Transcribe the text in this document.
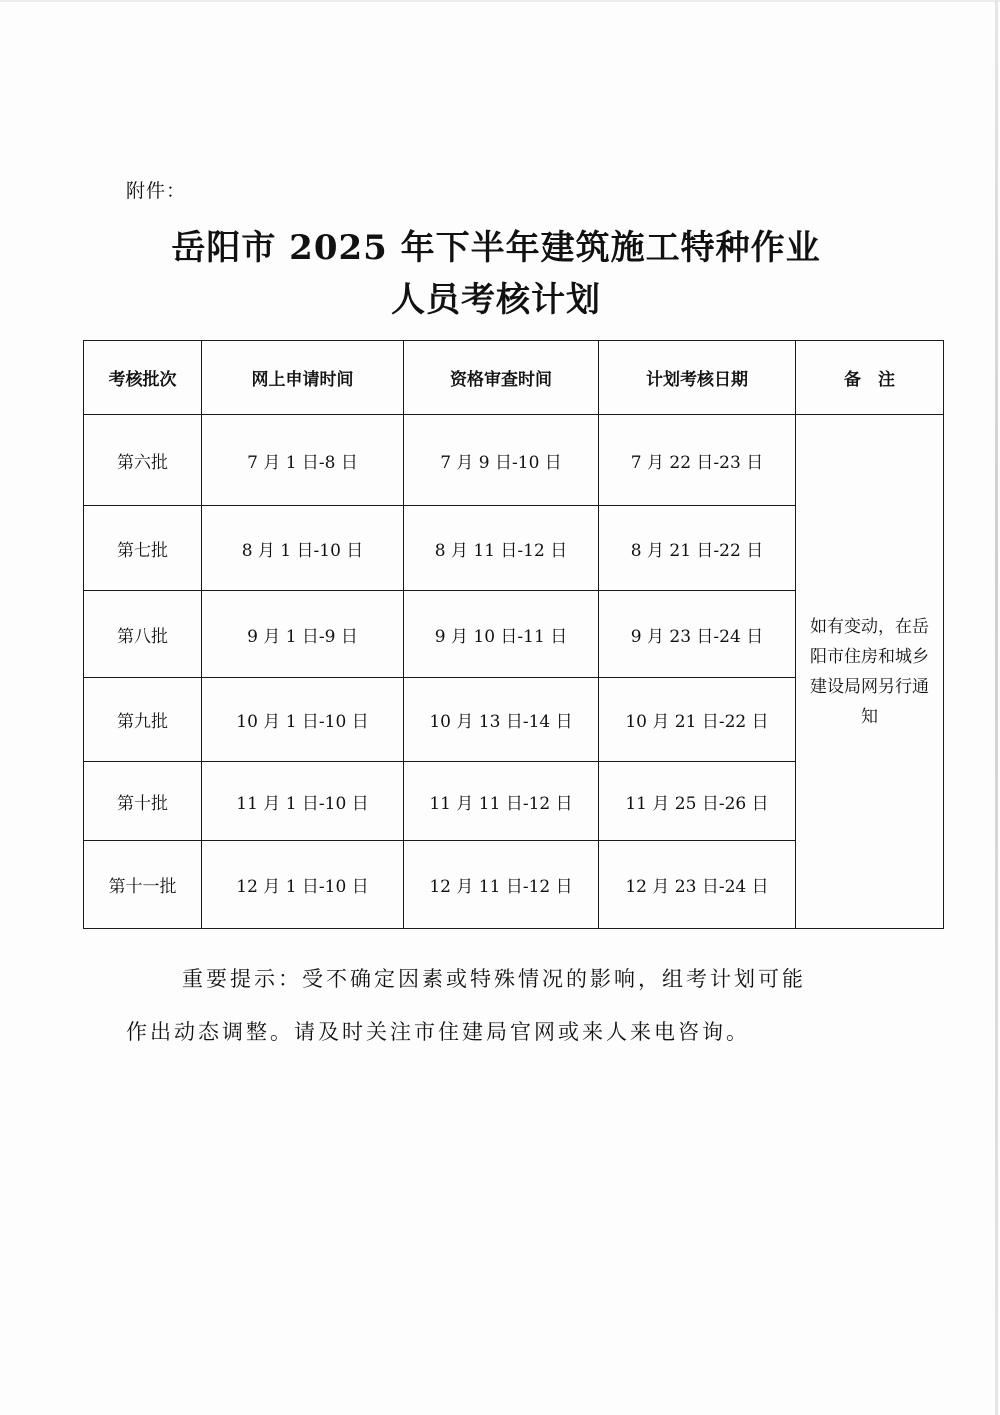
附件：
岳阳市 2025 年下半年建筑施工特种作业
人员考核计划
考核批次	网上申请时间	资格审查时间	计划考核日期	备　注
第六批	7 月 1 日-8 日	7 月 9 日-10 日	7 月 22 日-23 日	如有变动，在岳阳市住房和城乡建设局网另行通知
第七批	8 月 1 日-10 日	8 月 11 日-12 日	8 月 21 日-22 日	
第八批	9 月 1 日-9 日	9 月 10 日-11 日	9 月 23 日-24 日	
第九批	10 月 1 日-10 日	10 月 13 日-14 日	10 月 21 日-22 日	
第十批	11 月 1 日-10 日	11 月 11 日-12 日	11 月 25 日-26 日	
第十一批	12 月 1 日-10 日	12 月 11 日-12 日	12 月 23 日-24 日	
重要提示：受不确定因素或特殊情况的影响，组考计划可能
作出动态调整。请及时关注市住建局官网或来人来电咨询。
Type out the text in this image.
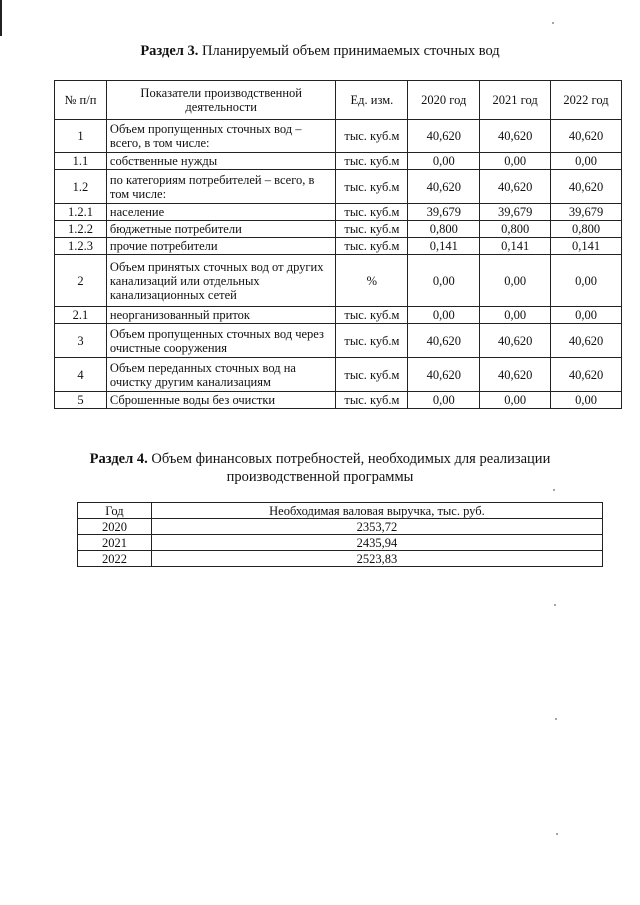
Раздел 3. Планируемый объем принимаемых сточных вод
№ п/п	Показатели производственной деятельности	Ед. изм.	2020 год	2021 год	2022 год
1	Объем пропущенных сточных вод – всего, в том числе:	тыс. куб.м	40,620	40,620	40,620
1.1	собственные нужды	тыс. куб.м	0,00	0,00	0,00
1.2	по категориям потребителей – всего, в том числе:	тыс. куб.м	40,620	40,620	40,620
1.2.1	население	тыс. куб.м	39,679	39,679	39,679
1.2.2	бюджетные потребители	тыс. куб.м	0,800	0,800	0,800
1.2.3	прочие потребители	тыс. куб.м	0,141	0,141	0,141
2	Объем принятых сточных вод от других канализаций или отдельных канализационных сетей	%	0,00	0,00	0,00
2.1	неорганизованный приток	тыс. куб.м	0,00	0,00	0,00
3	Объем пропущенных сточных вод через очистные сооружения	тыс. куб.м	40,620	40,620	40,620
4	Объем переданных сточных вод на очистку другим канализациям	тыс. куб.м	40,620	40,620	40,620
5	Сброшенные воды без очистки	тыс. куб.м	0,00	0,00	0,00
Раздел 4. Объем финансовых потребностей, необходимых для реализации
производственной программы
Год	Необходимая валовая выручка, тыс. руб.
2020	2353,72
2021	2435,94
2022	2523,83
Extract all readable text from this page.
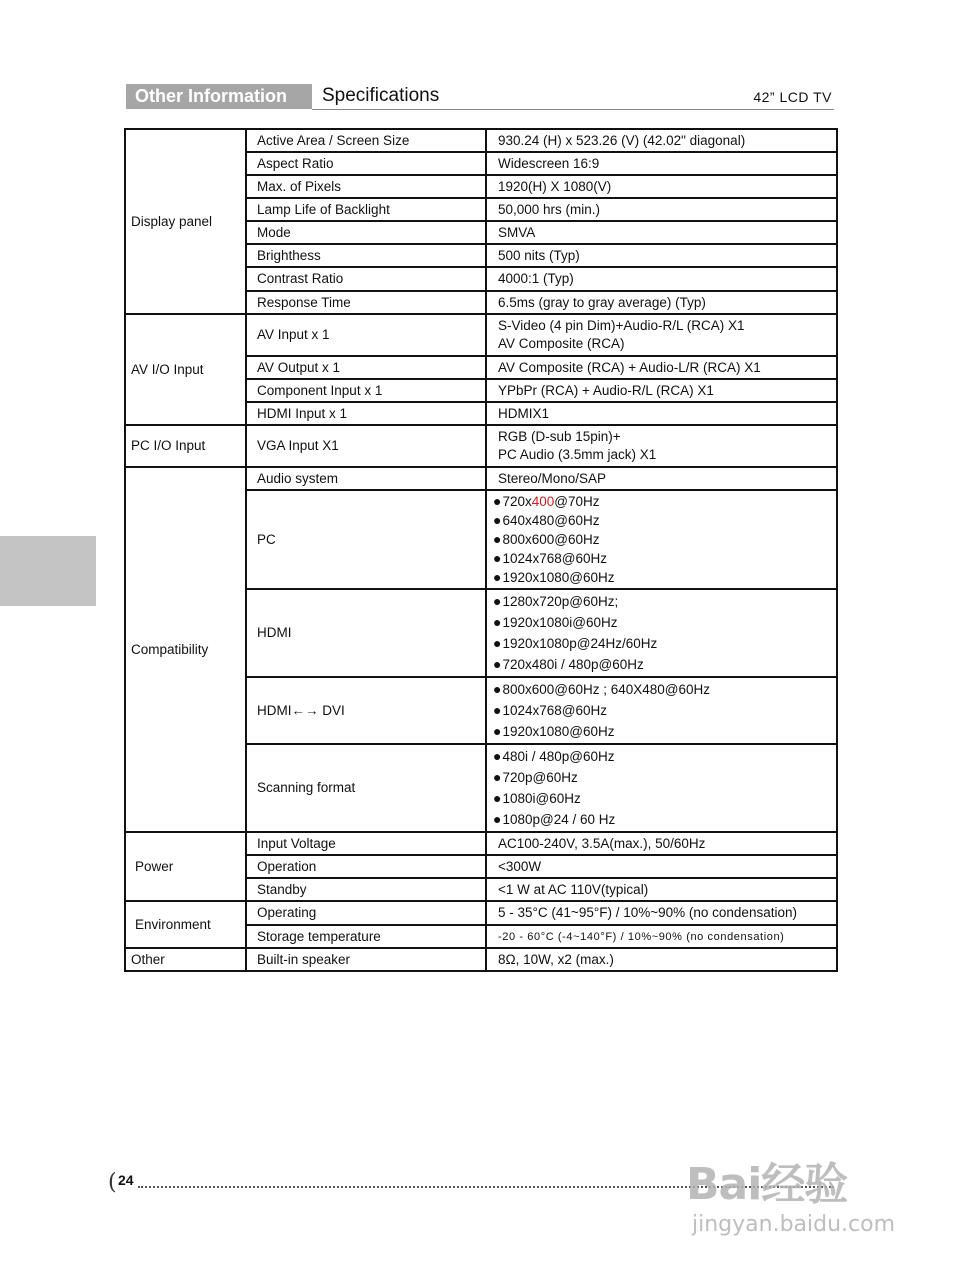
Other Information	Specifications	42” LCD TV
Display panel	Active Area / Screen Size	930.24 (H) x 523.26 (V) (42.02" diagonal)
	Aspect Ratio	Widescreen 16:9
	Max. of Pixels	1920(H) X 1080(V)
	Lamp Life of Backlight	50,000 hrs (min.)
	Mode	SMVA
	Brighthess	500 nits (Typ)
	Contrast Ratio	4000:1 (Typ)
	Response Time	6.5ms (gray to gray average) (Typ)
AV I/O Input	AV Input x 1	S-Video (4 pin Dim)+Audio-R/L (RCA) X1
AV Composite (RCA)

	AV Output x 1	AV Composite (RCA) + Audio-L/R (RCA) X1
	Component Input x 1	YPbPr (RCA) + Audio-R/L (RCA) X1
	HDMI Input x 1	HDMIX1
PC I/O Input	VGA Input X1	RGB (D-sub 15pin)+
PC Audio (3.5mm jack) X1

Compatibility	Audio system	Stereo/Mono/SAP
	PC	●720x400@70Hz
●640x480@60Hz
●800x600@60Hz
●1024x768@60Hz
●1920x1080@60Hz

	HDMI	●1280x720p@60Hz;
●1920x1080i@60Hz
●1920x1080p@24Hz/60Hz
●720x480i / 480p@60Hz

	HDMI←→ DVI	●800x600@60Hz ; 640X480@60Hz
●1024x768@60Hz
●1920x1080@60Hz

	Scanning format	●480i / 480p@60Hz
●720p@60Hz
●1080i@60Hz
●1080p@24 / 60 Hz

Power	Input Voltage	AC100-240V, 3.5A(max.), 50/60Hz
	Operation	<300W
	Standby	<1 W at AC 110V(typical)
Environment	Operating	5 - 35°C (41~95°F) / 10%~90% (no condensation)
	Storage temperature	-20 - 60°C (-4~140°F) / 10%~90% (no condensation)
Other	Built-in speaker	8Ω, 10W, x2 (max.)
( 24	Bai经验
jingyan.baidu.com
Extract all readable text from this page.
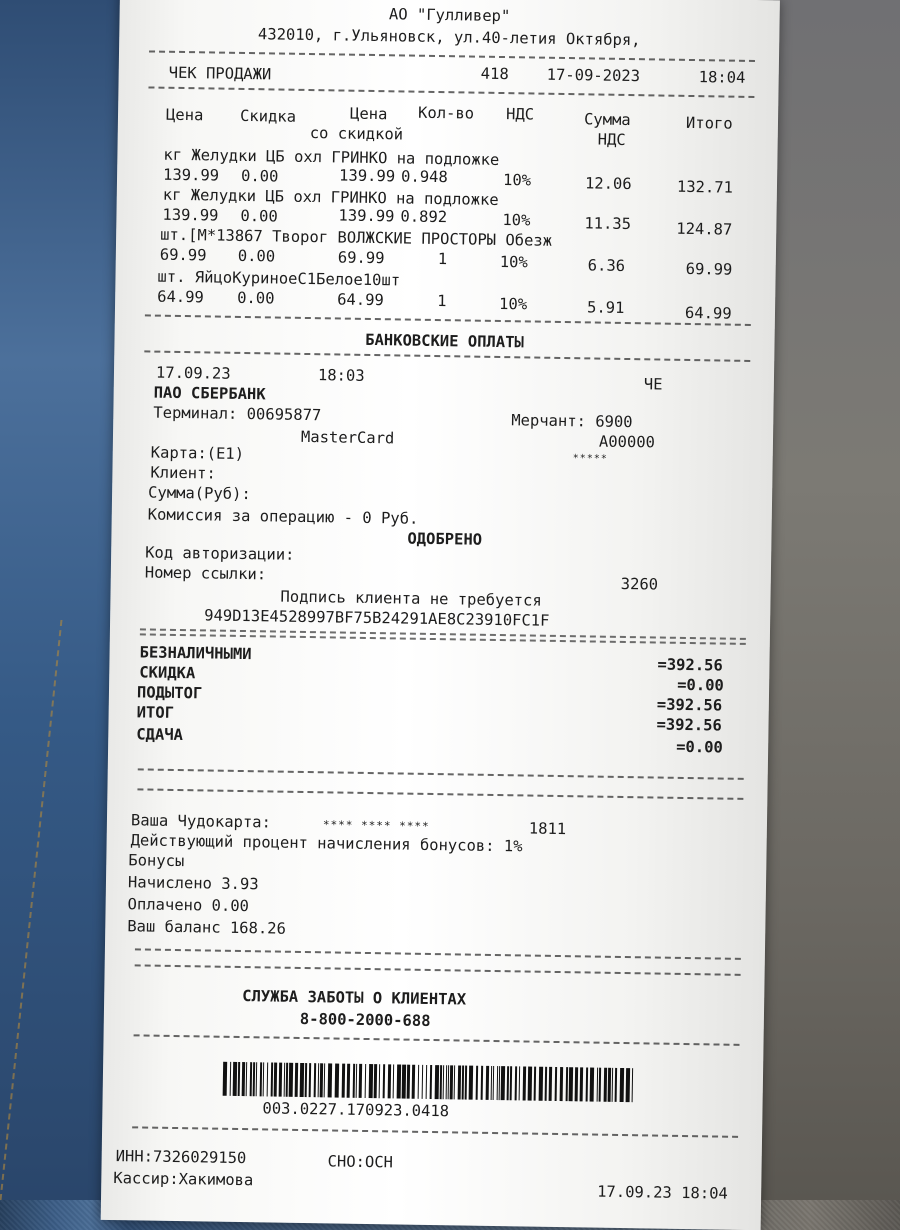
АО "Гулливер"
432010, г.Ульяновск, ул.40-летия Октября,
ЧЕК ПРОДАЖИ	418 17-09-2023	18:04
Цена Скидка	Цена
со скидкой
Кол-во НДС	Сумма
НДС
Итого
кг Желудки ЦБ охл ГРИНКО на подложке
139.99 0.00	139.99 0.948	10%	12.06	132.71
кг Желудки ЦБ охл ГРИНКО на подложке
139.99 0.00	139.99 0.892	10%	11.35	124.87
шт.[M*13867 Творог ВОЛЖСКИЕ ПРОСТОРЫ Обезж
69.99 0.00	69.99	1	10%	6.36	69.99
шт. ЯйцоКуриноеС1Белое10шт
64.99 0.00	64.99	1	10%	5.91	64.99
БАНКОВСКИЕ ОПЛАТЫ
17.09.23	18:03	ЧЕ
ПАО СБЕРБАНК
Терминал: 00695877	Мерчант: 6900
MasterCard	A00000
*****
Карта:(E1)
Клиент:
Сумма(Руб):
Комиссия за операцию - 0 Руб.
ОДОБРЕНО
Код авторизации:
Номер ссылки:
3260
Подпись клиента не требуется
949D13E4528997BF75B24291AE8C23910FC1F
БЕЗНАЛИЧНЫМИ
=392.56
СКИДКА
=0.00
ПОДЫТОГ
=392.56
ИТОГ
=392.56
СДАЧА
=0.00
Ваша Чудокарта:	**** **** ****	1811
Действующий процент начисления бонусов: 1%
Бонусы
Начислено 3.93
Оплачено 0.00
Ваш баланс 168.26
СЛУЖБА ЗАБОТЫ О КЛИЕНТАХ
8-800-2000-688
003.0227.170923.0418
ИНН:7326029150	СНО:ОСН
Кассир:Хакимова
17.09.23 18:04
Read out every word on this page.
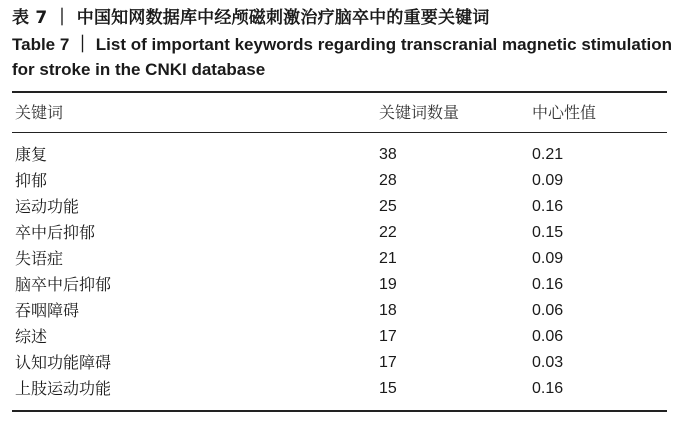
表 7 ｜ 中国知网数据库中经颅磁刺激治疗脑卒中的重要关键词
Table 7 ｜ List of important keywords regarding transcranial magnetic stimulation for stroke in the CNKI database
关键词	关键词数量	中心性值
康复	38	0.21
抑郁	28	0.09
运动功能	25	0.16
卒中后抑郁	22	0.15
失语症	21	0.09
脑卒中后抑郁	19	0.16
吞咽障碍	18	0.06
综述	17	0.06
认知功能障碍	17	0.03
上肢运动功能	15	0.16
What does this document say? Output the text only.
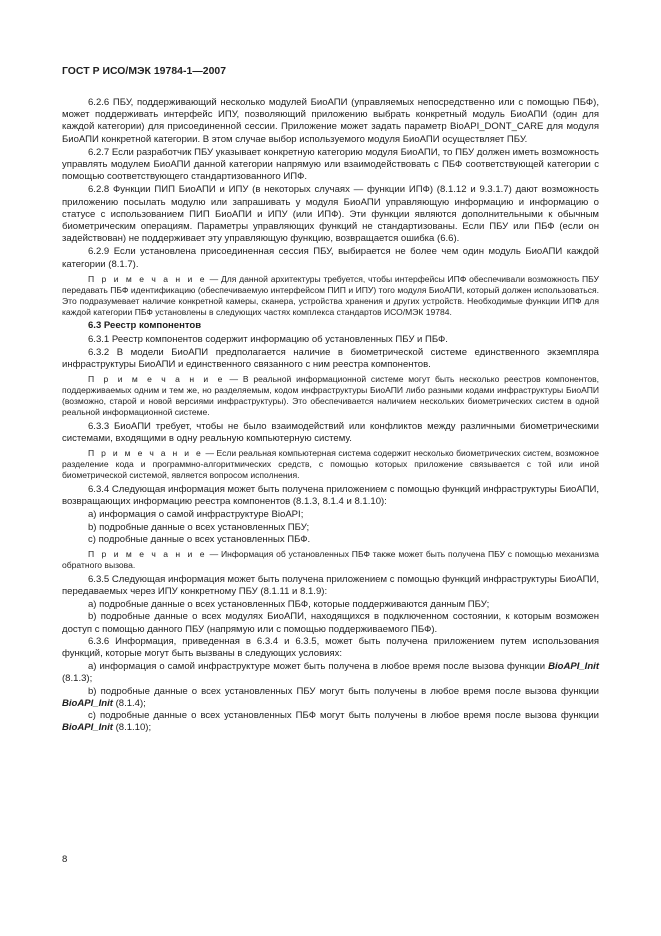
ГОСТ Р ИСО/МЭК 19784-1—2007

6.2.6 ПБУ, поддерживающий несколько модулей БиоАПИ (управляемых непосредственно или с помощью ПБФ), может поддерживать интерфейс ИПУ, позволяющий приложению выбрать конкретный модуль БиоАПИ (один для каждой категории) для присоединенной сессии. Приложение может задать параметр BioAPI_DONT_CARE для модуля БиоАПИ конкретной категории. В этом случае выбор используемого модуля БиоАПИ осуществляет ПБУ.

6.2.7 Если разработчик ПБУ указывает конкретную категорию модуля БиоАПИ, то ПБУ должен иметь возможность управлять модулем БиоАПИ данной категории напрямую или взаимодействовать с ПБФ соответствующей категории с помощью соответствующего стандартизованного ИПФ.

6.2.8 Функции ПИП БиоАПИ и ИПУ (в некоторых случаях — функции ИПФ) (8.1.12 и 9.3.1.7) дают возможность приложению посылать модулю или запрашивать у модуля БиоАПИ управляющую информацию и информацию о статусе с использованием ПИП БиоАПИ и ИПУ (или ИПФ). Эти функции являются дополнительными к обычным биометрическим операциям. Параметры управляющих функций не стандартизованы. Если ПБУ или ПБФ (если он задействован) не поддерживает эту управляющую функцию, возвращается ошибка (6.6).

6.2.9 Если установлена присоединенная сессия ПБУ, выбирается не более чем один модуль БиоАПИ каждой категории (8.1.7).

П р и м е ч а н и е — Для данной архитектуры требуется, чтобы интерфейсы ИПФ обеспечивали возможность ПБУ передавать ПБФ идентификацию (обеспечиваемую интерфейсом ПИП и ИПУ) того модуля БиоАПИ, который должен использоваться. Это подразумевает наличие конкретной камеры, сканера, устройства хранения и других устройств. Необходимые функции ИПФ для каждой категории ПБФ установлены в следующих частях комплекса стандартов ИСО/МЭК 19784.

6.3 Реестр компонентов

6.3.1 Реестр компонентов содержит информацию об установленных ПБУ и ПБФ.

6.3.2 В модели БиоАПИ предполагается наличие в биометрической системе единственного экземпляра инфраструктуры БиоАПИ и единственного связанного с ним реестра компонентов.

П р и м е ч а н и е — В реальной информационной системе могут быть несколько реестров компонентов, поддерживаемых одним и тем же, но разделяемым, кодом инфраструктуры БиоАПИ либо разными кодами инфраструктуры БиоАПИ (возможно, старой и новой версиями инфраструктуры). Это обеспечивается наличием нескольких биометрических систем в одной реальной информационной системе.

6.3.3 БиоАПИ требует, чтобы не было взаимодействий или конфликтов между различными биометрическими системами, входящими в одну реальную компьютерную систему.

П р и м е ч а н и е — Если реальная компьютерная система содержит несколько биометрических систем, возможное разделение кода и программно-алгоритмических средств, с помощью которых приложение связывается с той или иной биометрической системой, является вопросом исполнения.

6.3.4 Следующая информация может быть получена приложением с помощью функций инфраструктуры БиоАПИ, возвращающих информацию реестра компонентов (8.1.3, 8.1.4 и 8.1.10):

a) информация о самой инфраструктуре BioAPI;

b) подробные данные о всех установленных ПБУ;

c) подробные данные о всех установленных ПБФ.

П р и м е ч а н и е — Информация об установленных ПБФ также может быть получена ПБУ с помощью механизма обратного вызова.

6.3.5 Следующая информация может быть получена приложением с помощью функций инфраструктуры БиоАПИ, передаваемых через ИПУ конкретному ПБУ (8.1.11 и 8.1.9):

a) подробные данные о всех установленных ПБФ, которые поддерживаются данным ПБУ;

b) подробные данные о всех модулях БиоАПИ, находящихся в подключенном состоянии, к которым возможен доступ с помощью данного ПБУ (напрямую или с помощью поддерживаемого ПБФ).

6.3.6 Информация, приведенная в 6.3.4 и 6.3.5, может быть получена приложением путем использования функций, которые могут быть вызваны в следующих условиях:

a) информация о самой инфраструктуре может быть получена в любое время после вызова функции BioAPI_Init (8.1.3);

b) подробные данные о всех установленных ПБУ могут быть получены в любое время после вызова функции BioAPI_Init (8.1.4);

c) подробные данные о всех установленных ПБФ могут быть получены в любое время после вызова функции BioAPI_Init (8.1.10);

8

▸ **What is needed**: Go over the data above and copy every line that has the word "Audio" in it.

▸ **Task response**:
AV I/O Input	AV Input x 1	S-Video (4 pin Dim)+Audio-R/L (RCA) X1
	AV Output x 1	AV Composite (RCA) + Audio-L/R (RCA) X1
	Component Input x 1	YPbPr (RCA) + Audio-R/L (RCA) X1
PC Audio (3.5mm jack) X1
Compatibility	Audio system	Stereo/Mono/SAP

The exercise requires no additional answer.